## Dataset records

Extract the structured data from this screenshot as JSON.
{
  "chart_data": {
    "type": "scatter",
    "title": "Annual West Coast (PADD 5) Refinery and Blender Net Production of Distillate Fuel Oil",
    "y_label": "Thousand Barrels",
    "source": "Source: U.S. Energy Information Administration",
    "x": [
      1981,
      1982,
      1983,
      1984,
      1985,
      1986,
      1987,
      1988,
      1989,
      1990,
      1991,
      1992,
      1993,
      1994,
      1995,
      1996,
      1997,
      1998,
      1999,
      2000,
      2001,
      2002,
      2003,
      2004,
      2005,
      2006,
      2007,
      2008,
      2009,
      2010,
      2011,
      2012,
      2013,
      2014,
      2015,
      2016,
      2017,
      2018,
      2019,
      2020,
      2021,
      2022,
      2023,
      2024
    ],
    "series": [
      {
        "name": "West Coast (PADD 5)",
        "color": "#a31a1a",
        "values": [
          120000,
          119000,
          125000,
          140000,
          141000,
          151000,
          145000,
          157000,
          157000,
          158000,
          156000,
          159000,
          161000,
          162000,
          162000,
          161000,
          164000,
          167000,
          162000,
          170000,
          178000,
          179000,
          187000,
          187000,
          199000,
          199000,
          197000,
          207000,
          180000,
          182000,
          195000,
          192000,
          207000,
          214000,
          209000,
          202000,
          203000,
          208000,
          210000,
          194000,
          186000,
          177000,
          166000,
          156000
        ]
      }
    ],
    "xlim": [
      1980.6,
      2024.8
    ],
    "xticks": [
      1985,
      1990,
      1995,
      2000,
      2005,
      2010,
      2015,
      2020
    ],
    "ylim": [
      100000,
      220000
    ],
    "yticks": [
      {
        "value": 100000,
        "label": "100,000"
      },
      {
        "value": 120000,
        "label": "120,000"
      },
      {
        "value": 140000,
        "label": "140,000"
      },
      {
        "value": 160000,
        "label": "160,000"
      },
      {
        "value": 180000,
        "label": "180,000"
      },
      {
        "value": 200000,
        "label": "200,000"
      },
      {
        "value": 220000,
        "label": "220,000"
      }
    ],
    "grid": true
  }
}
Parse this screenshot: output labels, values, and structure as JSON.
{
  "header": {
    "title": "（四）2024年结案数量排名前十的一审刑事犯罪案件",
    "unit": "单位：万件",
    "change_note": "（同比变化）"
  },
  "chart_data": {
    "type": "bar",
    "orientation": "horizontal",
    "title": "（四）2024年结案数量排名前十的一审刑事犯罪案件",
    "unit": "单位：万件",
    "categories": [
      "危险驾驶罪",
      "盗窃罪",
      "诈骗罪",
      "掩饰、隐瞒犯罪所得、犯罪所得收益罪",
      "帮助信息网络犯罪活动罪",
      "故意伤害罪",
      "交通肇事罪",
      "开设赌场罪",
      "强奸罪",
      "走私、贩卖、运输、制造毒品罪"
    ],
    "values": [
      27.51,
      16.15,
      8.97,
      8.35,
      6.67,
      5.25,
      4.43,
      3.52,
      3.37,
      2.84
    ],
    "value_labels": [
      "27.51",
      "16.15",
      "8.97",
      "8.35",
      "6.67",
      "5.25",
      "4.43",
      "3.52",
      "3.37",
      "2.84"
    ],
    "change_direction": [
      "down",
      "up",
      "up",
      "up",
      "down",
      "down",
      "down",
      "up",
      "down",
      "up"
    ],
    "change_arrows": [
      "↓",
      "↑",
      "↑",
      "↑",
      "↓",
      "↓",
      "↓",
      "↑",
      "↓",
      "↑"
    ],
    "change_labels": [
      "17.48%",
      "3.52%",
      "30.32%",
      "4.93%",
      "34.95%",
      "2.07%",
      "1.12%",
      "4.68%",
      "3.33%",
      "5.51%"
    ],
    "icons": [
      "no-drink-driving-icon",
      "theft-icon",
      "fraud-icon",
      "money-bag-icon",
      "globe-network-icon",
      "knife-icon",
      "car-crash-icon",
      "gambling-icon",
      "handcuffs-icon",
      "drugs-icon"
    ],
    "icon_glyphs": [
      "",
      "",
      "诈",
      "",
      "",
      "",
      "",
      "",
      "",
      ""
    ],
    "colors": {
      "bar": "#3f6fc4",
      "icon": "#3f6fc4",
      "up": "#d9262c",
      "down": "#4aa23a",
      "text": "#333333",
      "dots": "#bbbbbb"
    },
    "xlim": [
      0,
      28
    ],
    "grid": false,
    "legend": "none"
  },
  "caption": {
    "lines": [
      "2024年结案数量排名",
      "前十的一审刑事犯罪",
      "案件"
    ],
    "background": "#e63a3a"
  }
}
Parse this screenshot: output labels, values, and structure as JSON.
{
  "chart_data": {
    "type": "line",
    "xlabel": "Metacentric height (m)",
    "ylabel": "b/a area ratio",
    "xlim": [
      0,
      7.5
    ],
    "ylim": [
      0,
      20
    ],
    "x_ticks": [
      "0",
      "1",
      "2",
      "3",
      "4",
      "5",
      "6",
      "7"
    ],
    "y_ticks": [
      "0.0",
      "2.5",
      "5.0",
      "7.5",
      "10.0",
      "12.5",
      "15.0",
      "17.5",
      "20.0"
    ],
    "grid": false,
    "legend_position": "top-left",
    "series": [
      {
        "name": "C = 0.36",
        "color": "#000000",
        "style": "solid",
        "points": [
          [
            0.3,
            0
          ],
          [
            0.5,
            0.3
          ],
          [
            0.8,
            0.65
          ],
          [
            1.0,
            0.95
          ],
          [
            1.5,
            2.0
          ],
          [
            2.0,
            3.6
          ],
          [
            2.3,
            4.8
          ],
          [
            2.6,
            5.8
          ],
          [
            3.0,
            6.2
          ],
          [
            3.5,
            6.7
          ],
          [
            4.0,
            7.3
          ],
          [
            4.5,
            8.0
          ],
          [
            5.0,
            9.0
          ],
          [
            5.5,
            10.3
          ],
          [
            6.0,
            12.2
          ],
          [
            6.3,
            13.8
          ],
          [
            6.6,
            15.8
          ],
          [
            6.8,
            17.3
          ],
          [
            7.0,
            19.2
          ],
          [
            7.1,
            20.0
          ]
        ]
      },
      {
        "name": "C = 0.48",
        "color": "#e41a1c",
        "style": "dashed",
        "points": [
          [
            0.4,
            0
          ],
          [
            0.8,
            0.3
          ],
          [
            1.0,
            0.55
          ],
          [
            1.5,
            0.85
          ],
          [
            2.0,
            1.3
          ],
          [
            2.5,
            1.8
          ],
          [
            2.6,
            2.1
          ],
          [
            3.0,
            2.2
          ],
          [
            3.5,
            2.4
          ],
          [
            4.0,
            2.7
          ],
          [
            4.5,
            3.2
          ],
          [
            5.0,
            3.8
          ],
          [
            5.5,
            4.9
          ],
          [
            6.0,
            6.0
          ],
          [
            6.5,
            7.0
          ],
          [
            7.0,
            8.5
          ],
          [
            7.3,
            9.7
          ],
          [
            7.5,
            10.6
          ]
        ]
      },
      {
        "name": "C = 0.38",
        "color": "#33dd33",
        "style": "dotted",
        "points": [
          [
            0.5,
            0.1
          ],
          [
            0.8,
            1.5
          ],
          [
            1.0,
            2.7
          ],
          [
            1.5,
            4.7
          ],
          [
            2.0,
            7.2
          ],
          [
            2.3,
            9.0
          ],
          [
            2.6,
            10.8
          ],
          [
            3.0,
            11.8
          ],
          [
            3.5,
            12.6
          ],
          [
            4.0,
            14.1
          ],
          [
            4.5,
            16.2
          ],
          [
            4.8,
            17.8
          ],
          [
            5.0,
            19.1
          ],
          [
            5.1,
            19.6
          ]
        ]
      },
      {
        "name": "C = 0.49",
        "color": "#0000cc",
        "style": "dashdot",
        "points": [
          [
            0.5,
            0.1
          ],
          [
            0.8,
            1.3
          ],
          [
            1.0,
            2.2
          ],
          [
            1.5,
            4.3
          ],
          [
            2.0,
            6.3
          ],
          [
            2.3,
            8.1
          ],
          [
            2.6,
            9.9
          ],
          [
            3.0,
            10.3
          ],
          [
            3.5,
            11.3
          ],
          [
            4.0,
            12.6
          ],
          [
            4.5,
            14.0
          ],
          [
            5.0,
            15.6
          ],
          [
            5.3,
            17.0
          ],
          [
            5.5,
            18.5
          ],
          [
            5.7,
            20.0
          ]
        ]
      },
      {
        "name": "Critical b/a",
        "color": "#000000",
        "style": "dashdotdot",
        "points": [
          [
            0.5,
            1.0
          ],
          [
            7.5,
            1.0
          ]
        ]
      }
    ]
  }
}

## Short task
Each line containing the word "PADD" counts once; say how many such lines there are, giving only the number.

## Solution to this problem
2